У меня есть воспоминание, которому я не верю. То есть сомнения нет, но – не верю. Кончилась война, мне было девять лет, мама повезла мои гланды в Ялту. Я в первый раз летел на самолете. Чему тут верить – что я лечу на самолете? что кончилась война? она была всегда, до нее ничего у меня не было… что мне было когда-то девять лет? что сегодня я могу вспоминать события тридцати-сорокалетней давности? Но еще менее вероятно следующее, не явившееся в те мои девять лет никаким фактом ни осмысления, ни переживания.

Калитку нам отворила старушка и пропустила нас в садик. Она подала маме руку, но, как я понял, не была маминой знакомой. Мама объяснила, что мы из Ленинграда и очень бы хотели осмотреть… Строгая старушка, с долей сомнения измерив меня, без слов пропустила нас и прикрыла калитку. В домике было похоже на нашу квартиру – ничего меня не поразило. К старенькому автору «Каштанки» я еще не испытывал ни любви, ни неприязни.

Потом мы пили на кухоньке в пристроечке чай, совсем как дома, даже буфет был в точности такой. Мама рассказала про Петербургскую гимназию и Ленинградскую консерваторию, старушка – про своего брата, но не Антон Палыча, а другого… Ничего я не помню из того, что рассказывала Мария Павловна. Помню черепашку, выползшую на дорожку сада, когда мы, благодарные, прощались.

### Список заданий
[1] Что перечислено в воспоминании о поездке в Ялту сразу после слов «Чему тут верить»? Назовите все пункты.
[2] Напишите продолжение воспоминания о поездке в Ялту, начиная после его последнего предложения.
Записи, приведённые далее, представляют собой отдельный материал, не связанный с этим текстом.

### Извлечённые записи

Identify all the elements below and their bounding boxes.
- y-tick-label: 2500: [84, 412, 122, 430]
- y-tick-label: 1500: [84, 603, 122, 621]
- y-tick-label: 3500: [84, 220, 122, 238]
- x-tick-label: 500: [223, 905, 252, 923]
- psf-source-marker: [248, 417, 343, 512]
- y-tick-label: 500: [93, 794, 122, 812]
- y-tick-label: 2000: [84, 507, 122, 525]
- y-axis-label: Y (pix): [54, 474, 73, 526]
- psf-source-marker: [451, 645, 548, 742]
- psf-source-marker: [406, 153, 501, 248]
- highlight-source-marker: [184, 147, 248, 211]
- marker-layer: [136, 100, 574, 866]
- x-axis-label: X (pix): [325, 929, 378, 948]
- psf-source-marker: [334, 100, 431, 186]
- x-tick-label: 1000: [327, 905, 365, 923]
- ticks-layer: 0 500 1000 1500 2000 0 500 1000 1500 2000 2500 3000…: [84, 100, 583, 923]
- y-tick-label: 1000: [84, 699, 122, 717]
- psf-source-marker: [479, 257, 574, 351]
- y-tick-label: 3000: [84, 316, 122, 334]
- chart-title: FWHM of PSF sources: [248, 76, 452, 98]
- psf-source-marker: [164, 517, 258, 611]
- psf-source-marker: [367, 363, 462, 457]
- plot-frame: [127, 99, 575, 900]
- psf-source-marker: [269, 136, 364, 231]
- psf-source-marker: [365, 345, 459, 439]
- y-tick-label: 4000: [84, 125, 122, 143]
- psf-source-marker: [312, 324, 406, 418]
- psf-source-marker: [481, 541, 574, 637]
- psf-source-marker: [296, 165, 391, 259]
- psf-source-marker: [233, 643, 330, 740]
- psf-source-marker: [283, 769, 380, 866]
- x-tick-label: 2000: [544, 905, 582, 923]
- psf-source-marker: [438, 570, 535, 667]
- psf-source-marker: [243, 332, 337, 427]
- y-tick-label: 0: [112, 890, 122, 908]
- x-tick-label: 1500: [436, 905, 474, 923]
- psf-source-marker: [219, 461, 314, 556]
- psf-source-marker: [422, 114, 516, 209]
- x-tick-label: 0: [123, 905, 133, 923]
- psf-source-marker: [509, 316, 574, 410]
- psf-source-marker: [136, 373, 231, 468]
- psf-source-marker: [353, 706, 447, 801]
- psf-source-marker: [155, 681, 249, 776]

### Ответы к заданиям
[1]
- что я лечу на самолете
- что кончилась война
- что мне было когда-то девять лет
- что сегодня я могу вспоминать события тридцати-сорокалетней давности

[2]
Возила мать меня и в русскую заграницу, в Латвию, потому что слышала, что там можно подкормиться, потому что там хорошие продукты. И там, на Рижском взморье, я запомнил этот странный осадок дореволюционной жизни, которой уже не было в Ленинграде… В 49-м году я впервые увидел Кавказ. Мы с матерью и с бабушкой съездили в Кабарду, в Нальчик. Я влюбился в горы до беспамятства. Я даже ходил до какого-то уровня на Эльбрус. Дальше я бредил только горами. Я даже в сугробах видел снежные горы. («Мне понравилось то, что я ношу черкесскую фамилию. Это многое объясняло в моей биографии. Когда я впервые увидел горы, это было… как первая любовь. Моя душа рвалась на Кавказ, все мне было там близко» – это уже из более поздних размышлений писателя. – М. Г.) Я сразу поступил в альпинистсткую секцию. Занимался индивидуальным спортом, пробежками, бодибилдингом. Показывал хорошие результаты по скалолазанью. И стал самым молодым альпинистом СССР в 1953 году. И попал в альплагерь сразу, как получил паспорт. Это было в районе Эльбруса».

1953 год.

Горы нависают над Великой Степью, по которой на лошади Пржевальского в загробное царство Эрлик Номун-хана едет товарищ Сталин.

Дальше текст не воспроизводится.